[PROBLEM DESCRIPTION]
Give all of the lines again, with nothing added or dropped.
[START]
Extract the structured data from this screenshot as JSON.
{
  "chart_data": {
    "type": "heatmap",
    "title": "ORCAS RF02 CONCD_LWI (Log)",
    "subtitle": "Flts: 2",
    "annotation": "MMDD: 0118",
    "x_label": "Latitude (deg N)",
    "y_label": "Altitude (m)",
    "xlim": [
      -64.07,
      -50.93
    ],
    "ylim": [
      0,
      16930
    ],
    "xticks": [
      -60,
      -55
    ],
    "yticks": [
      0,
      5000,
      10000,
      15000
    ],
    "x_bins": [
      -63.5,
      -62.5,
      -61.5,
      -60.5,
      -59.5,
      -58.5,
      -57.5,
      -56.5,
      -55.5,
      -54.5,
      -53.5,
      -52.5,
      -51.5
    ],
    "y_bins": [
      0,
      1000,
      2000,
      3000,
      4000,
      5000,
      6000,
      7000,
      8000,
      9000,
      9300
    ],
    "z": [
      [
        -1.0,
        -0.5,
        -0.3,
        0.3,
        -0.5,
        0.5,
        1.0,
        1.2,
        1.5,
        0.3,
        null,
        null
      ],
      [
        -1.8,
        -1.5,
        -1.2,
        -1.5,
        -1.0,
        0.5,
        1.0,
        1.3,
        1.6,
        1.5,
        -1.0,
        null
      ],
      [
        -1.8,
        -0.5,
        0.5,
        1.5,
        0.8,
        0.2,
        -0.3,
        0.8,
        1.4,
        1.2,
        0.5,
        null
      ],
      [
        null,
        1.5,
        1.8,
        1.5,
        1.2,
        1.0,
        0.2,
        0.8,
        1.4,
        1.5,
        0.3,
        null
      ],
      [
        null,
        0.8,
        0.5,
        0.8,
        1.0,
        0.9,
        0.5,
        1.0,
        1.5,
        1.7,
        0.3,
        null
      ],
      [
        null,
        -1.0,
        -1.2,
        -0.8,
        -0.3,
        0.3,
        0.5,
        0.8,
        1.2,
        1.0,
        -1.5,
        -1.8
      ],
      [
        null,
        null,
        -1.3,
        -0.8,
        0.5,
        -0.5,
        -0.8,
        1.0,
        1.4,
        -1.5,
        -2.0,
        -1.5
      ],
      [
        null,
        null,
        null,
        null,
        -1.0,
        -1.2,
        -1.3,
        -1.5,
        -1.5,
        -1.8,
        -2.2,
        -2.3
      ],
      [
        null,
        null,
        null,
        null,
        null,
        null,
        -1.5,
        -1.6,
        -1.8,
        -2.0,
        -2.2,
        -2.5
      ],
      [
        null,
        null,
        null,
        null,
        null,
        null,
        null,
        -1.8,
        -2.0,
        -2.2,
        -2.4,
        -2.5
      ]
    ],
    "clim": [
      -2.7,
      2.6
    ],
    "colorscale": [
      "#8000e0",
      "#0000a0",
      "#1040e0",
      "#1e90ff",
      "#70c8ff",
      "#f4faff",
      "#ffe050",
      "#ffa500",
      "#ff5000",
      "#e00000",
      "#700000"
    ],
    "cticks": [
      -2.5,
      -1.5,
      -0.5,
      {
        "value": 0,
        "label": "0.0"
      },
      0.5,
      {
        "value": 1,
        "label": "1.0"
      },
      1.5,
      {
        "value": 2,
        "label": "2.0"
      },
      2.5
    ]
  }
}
[END]
[ANSWER FOR THIS EXERCISE]
Extract the structured data from this screenshot as JSON.
{
  "chart_data": {
    "type": "heatmap",
    "title": "ORCAS RF02 CONCD_LWI (Log)",
    "subtitle": "Flts: 2",
    "annotation": "MMDD: 0118",
    "x_label": "Latitude (deg N)",
    "y_label": "Altitude (m)",
    "xlim": [
      -64.07,
      -50.93
    ],
    "ylim": [
      0,
      16930
    ],
    "xticks": [
      -60,
      -55
    ],
    "yticks": [
      0,
      5000,
      10000,
      15000
    ],
    "x_bins": [
      -63.5,
      -62.5,
      -61.5,
      -60.5,
      -59.5,
      -58.5,
      -57.5,
      -56.5,
      -55.5,
      -54.5,
      -53.5,
      -52.5,
      -51.5
    ],
    "y_bins": [
      0,
      1000,
      2000,
      3000,
      4000,
      5000,
      6000,
      7000,
      8000,
      9000,
      9300
    ],
    "z": [
      [
        -1.0,
        -0.5,
        -0.3,
        0.3,
        -0.5,
        0.5,
        1.0,
        1.2,
        1.5,
        0.3,
        null,
        null
      ],
      [
        -1.8,
        -1.5,
        -1.2,
        -1.5,
        -1.0,
        0.5,
        1.0,
        1.3,
        1.6,
        1.5,
        -1.0,
        null
      ],
      [
        -1.8,
        -0.5,
        0.5,
        1.5,
        0.8,
        0.2,
        -0.3,
        0.8,
        1.4,
        1.2,
        0.5,
        null
      ],
      [
        null,
        1.5,
        1.8,
        1.5,
        1.2,
        1.0,
        0.2,
        0.8,
        1.4,
        1.5,
        0.3,
        null
      ],
      [
        null,
        0.8,
        0.5,
        0.8,
        1.0,
        0.9,
        0.5,
        1.0,
        1.5,
        1.7,
        0.3,
        null
      ],
      [
        null,
        -1.0,
        -1.2,
        -0.8,
        -0.3,
        0.3,
        0.5,
        0.8,
        1.2,
        1.0,
        -1.5,
        -1.8
      ],
      [
        null,
        null,
        -1.3,
        -0.8,
        0.5,
        -0.5,
        -0.8,
        1.0,
        1.4,
        -1.5,
        -2.0,
        -1.5
      ],
      [
        null,
        null,
        null,
        null,
        -1.0,
        -1.2,
        -1.3,
        -1.5,
        -1.5,
        -1.8,
        -2.2,
        -2.3
      ],
      [
        null,
        null,
        null,
        null,
        null,
        null,
        -1.5,
        -1.6,
        -1.8,
        -2.0,
        -2.2,
        -2.5
      ],
      [
        null,
        null,
        null,
        null,
        null,
        null,
        null,
        -1.8,
        -2.0,
        -2.2,
        -2.4,
        -2.5
      ]
    ],
    "clim": [
      -2.7,
      2.6
    ],
    "colorscale": [
      "#8000e0",
      "#0000a0",
      "#1040e0",
      "#1e90ff",
      "#70c8ff",
      "#f4faff",
      "#ffe050",
      "#ffa500",
      "#ff5000",
      "#e00000",
      "#700000"
    ],
    "cticks": [
      -2.5,
      -1.5,
      -0.5,
      {
        "value": 0,
        "label": "0.0"
      },
      0.5,
      {
        "value": 1,
        "label": "1.0"
      },
      1.5,
      {
        "value": 2,
        "label": "2.0"
      },
      2.5
    ]
  }
}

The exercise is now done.